### To do
Wherever a line below holds the word "Members", copy that line.

.....

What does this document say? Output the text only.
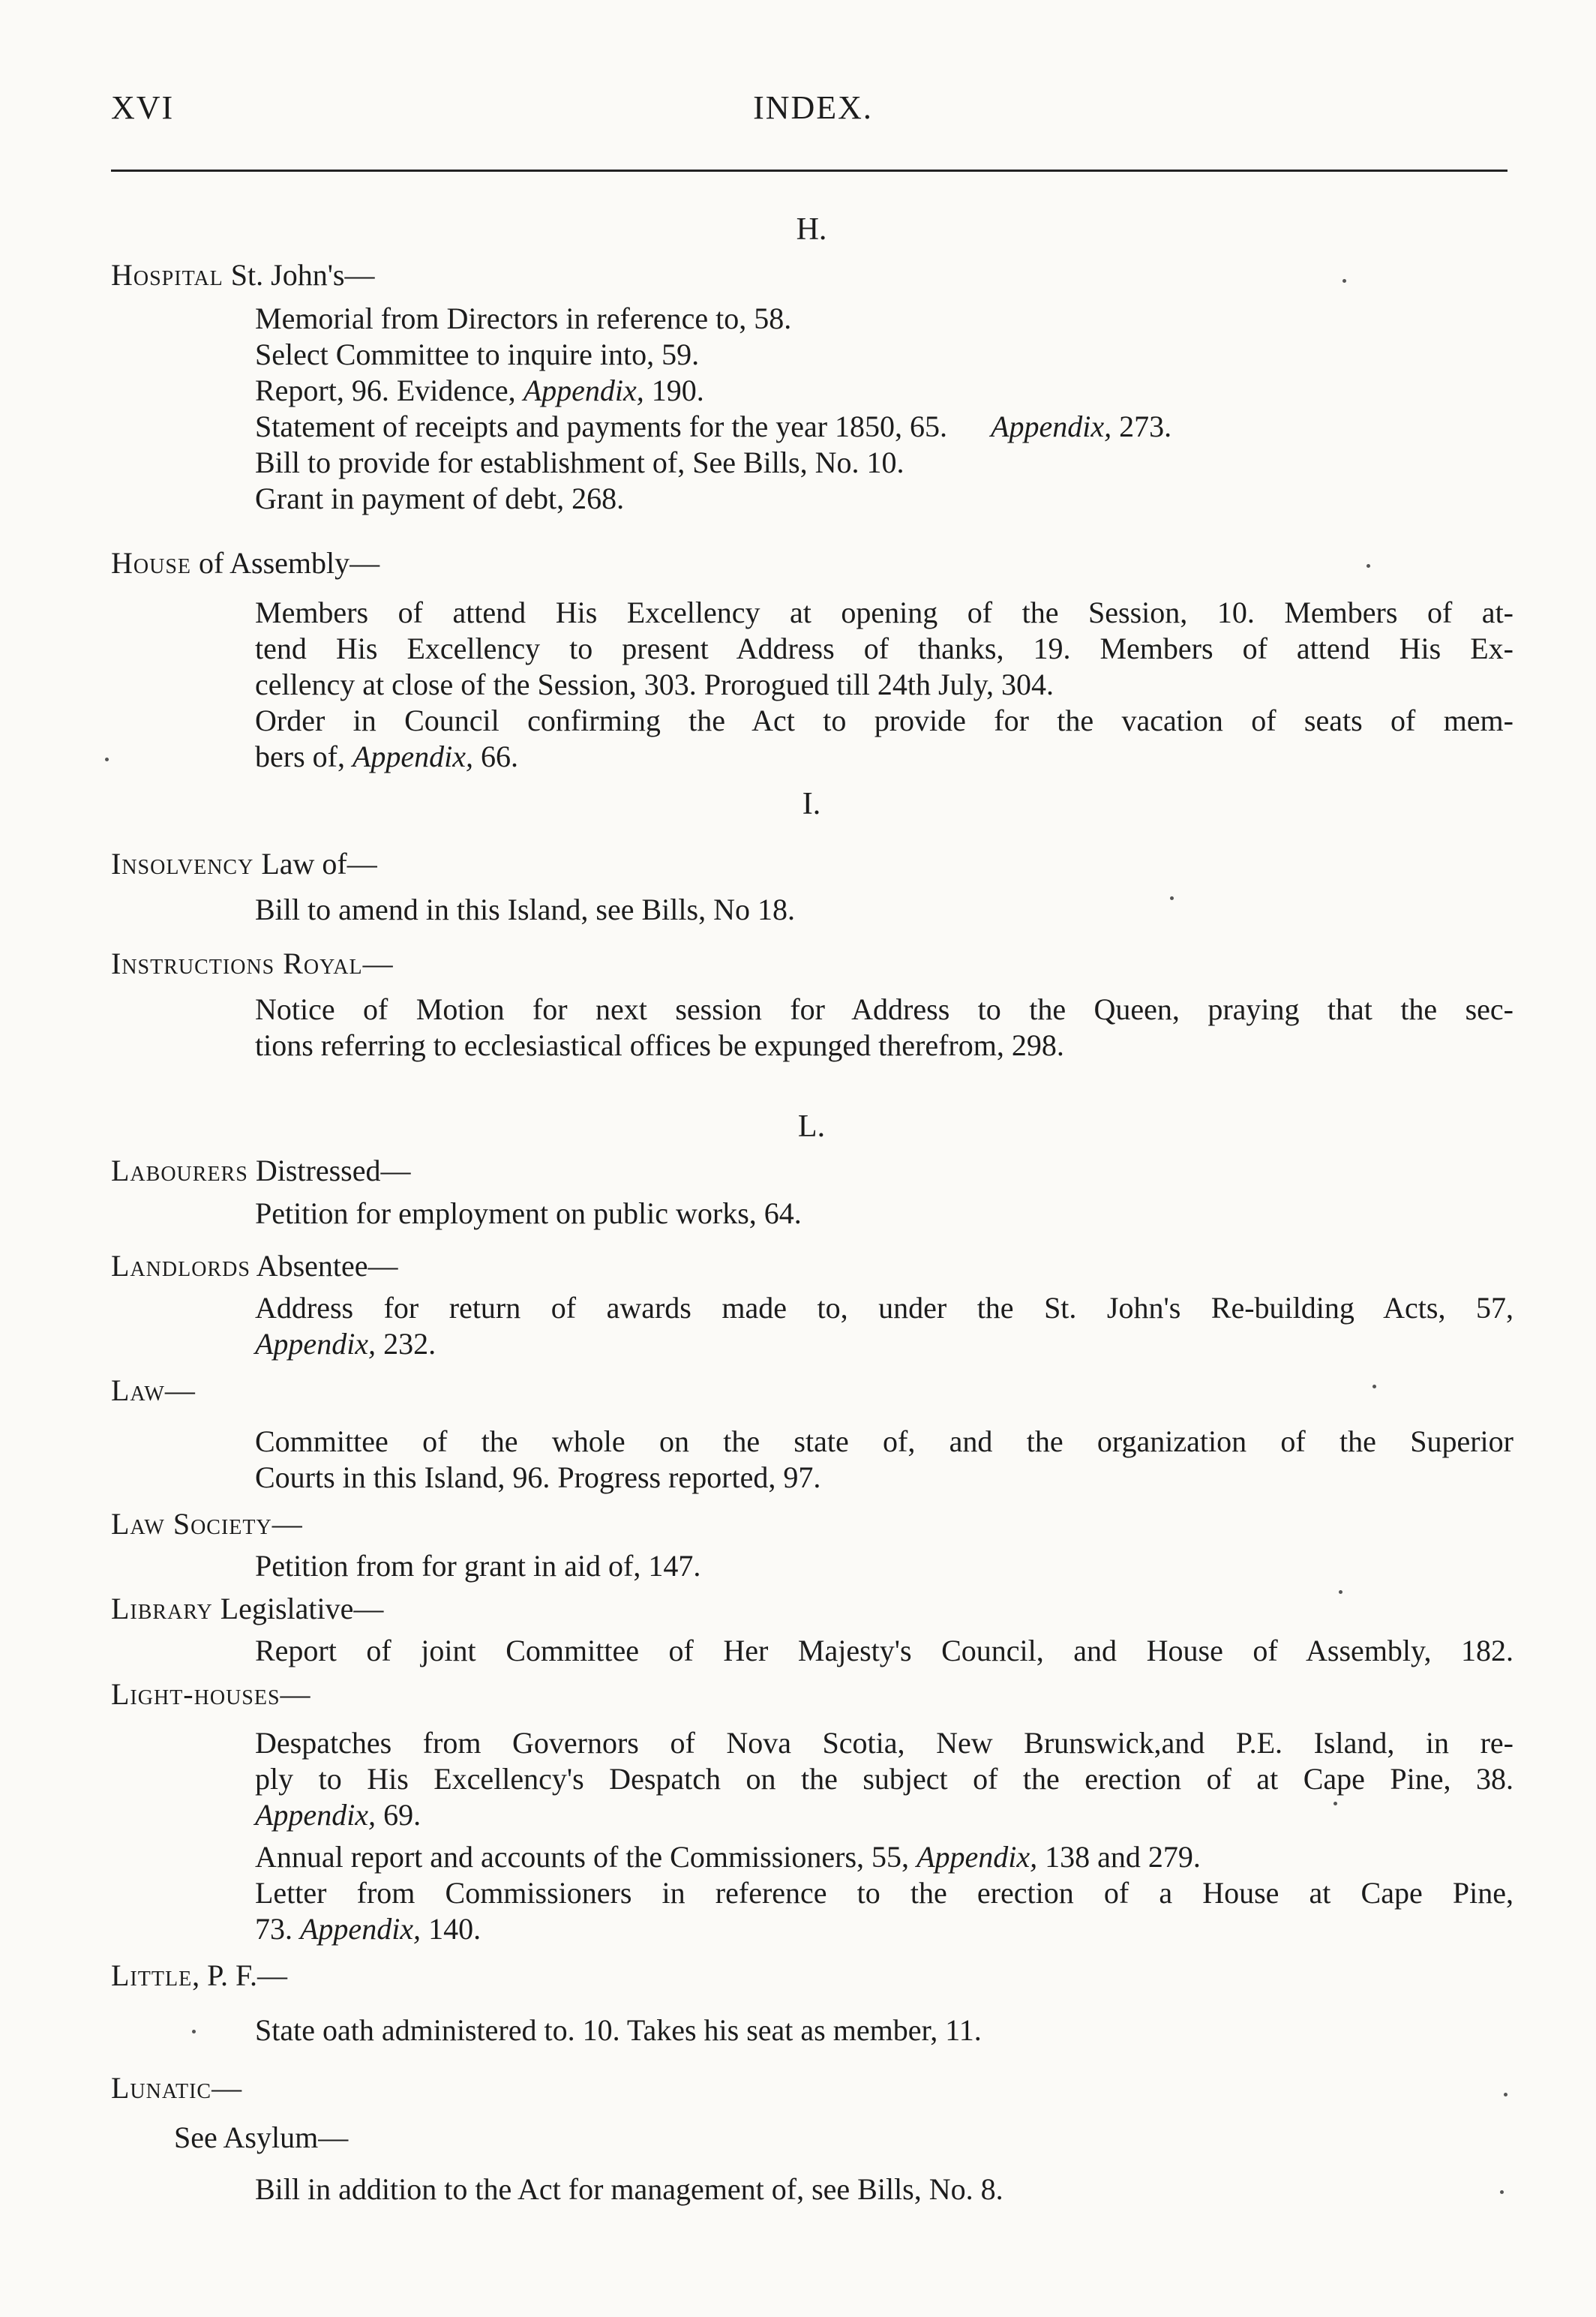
XVI	INDEX.
H.
Hospital St. John's—
Memorial from Directors in reference to, 58.
Select Committee to inquire into, 59.
Report, 96. Evidence, Appendix, 190.
Statement of receipts and payments for the year 1850, 65. Appendix, 273.
Bill to provide for establishment of, See Bills, No. 10.
Grant in payment of debt, 268.
House of Assembly—
Members of attend His Excellency at opening of the Session, 10. Members of at-
tend His Excellency to present Address of thanks, 19. Members of attend His Ex-
cellency at close of the Session, 303. Prorogued till 24th July, 304.
Order in Council confirming the Act to provide for the vacation of seats of mem-
bers of, Appendix, 66.
I.
Insolvency Law of—
Bill to amend in this Island, see Bills, No 18.
Instructions Royal—
Notice of Motion for next session for Address to the Queen, praying that the sec-
tions referring to ecclesiastical offices be expunged therefrom, 298.
L.
Labourers Distressed—
Petition for employment on public works, 64.
Landlords Absentee—
Address for return of awards made to, under the St. John's Re-building Acts, 57,
Appendix, 232.
Law—
Committee of the whole on the state of, and the organization of the Superior
Courts in this Island, 96. Progress reported, 97.
Law Society—
Petition from for grant in aid of, 147.
Library Legislative—
Report of joint Committee of Her Majesty's Council, and House of Assembly, 182.
Light-houses—
Despatches from Governors of Nova Scotia, New Brunswick,and P.E. Island, in re-
ply to His Excellency's Despatch on the subject of the erection of at Cape Pine, 38.
Appendix, 69.
Annual report and accounts of the Commissioners, 55, Appendix, 138 and 279.
Letter from Commissioners in reference to the erection of a House at Cape Pine,
73. Appendix, 140.
Little, P. F.—
State oath administered to. 10. Takes his seat as member, 11.
Lunatic—
See Asylum—
Bill in addition to the Act for management of, see Bills, No. 8.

.....

### Expected answer
Members of attend His Excellency at opening of the Session, 10. Members of at-
tend His Excellency to present Address of thanks, 19. Members of attend His Ex-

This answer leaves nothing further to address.